What you need to do:
Copy every line in which the string "this" occurs.

Data provided:
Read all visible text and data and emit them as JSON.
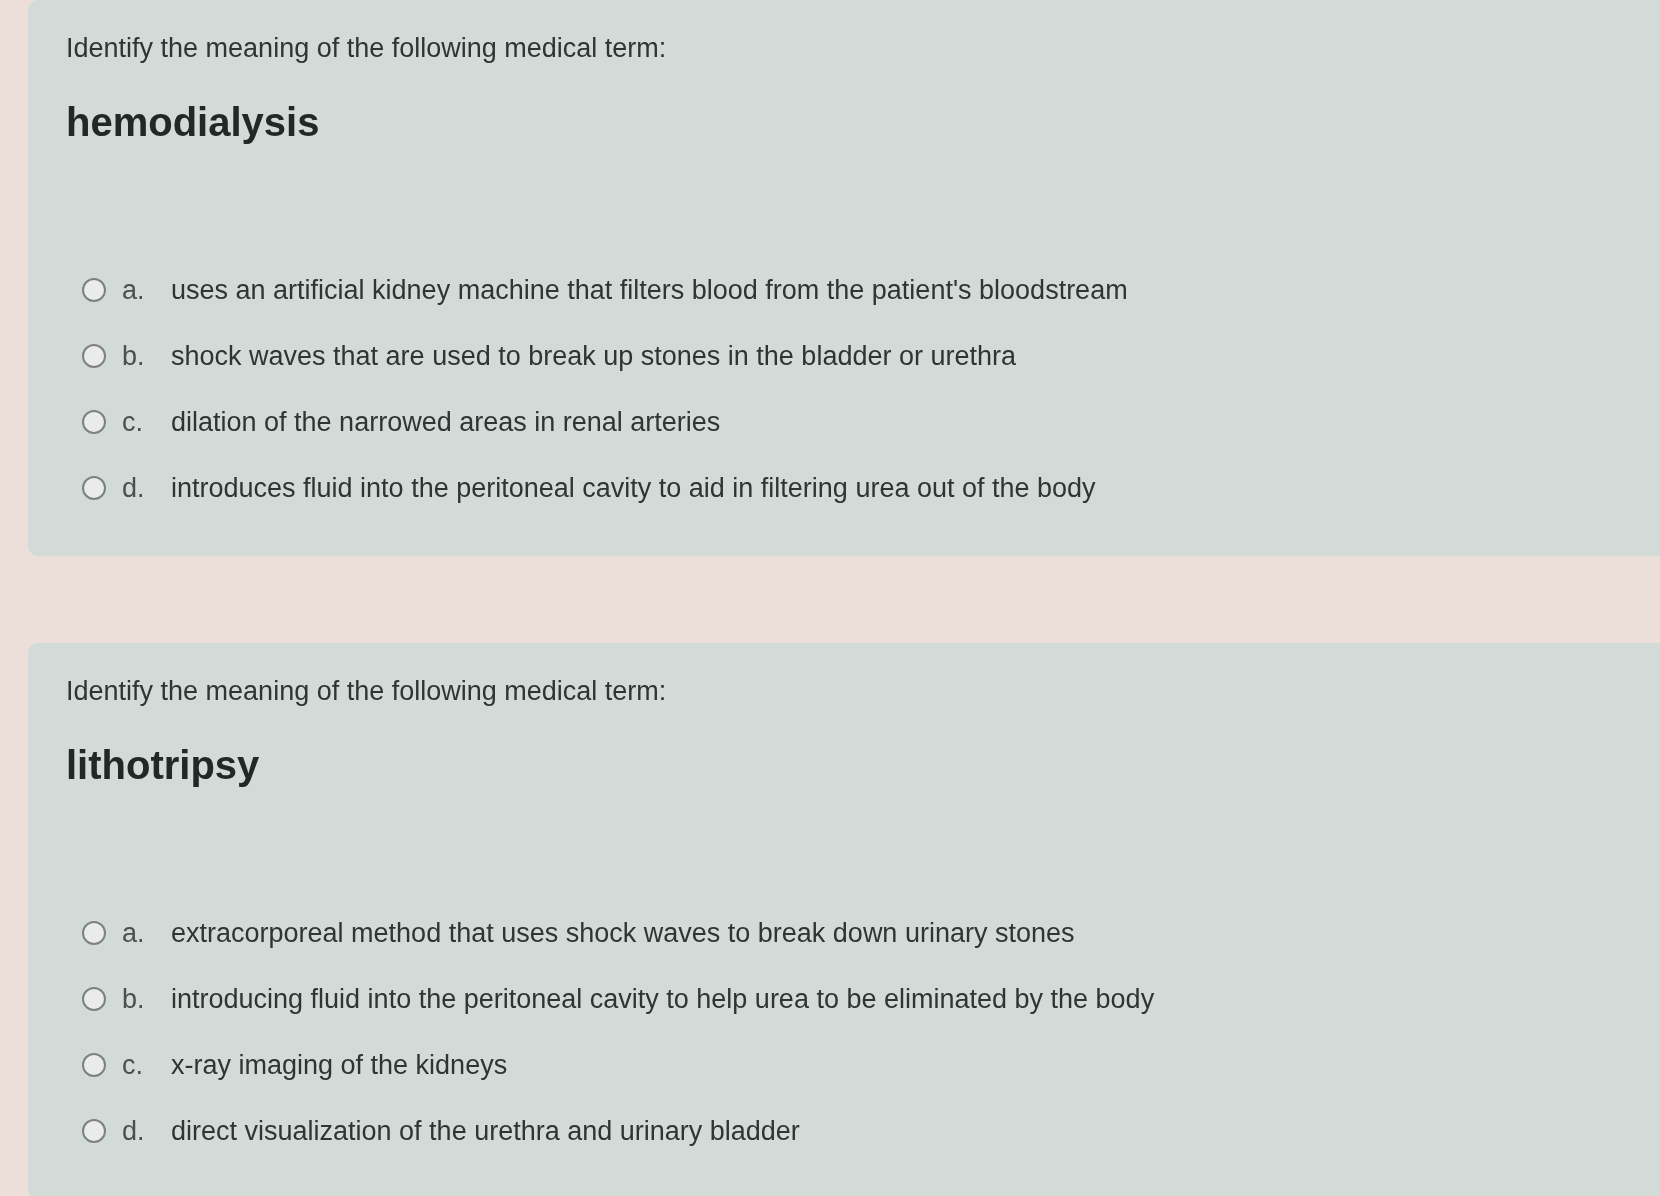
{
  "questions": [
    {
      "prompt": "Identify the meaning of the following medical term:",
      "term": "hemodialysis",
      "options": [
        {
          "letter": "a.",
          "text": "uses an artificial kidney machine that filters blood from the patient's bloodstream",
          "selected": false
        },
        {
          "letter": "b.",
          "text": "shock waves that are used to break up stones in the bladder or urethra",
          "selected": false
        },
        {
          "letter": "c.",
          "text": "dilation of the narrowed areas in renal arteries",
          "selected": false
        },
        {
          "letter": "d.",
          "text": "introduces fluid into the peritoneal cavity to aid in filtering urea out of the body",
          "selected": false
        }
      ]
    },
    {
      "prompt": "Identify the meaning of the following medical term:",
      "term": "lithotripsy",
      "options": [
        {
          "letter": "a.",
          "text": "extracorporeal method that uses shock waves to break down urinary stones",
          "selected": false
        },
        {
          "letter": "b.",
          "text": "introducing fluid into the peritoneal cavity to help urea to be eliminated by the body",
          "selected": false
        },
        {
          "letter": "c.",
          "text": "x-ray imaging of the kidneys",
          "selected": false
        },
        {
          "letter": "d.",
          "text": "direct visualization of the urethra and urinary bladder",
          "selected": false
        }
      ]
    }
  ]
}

---

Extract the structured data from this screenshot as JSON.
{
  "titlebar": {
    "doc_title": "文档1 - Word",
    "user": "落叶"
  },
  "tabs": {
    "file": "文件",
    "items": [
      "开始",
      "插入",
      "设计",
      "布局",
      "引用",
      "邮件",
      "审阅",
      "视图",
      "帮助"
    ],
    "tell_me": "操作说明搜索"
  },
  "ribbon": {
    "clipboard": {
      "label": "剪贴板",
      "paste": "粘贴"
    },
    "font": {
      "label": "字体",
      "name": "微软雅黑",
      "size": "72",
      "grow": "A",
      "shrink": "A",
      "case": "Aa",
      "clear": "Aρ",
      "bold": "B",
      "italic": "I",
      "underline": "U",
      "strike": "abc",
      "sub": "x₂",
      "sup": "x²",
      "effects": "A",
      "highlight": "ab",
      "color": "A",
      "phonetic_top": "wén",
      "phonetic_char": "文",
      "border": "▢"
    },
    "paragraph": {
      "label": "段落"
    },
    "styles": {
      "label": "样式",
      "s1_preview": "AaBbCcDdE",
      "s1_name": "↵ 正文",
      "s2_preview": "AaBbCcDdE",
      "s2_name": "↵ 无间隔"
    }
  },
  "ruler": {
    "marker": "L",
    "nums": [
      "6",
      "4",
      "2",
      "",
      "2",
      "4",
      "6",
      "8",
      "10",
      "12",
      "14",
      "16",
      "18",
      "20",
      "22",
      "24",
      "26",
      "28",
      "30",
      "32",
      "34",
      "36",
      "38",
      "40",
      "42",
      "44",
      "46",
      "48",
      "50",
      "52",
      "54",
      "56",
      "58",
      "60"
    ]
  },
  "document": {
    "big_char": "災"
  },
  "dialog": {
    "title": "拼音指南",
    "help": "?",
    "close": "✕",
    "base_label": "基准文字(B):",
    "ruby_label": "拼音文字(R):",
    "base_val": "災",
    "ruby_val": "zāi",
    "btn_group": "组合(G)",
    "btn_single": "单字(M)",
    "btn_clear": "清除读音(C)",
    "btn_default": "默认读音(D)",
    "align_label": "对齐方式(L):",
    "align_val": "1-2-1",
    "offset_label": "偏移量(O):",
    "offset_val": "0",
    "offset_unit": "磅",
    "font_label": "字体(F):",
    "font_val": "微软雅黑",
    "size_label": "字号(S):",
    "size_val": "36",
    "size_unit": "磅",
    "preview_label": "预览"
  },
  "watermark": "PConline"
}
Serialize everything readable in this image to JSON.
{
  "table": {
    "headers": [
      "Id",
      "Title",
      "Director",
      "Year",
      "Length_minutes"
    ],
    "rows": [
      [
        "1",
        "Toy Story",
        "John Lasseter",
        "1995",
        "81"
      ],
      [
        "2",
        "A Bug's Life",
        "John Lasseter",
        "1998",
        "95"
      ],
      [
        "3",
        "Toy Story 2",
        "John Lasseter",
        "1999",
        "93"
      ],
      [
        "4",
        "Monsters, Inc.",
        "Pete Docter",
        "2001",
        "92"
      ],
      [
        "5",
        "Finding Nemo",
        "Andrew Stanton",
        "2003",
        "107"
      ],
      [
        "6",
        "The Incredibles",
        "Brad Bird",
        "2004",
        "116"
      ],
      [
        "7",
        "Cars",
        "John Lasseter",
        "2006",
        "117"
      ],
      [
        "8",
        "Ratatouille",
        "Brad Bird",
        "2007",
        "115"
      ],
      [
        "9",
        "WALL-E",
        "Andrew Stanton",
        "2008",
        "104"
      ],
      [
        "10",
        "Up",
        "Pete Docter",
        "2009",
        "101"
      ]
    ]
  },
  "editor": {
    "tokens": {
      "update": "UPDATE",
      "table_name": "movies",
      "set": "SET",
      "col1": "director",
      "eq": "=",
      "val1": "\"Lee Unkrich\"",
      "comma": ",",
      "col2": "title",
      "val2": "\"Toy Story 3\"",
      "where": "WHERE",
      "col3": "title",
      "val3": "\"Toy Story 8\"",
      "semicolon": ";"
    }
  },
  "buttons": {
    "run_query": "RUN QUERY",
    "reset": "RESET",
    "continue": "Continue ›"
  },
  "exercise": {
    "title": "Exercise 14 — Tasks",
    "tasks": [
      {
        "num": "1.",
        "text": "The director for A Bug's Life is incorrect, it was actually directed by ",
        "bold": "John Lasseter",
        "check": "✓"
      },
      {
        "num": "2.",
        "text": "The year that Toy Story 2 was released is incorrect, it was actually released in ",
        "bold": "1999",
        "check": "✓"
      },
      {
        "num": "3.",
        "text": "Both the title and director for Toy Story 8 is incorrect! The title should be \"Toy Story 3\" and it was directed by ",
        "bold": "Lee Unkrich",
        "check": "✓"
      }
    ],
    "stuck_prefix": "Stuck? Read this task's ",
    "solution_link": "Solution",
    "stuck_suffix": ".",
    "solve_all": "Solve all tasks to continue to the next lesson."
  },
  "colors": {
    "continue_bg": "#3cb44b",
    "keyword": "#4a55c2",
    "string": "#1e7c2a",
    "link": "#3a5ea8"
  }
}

Written solution:
Extract the structured data from this screenshot as JSON.
Serialize everything readable in this image to JSON.
    "stuck_prefix": "Stuck? Read this task's ",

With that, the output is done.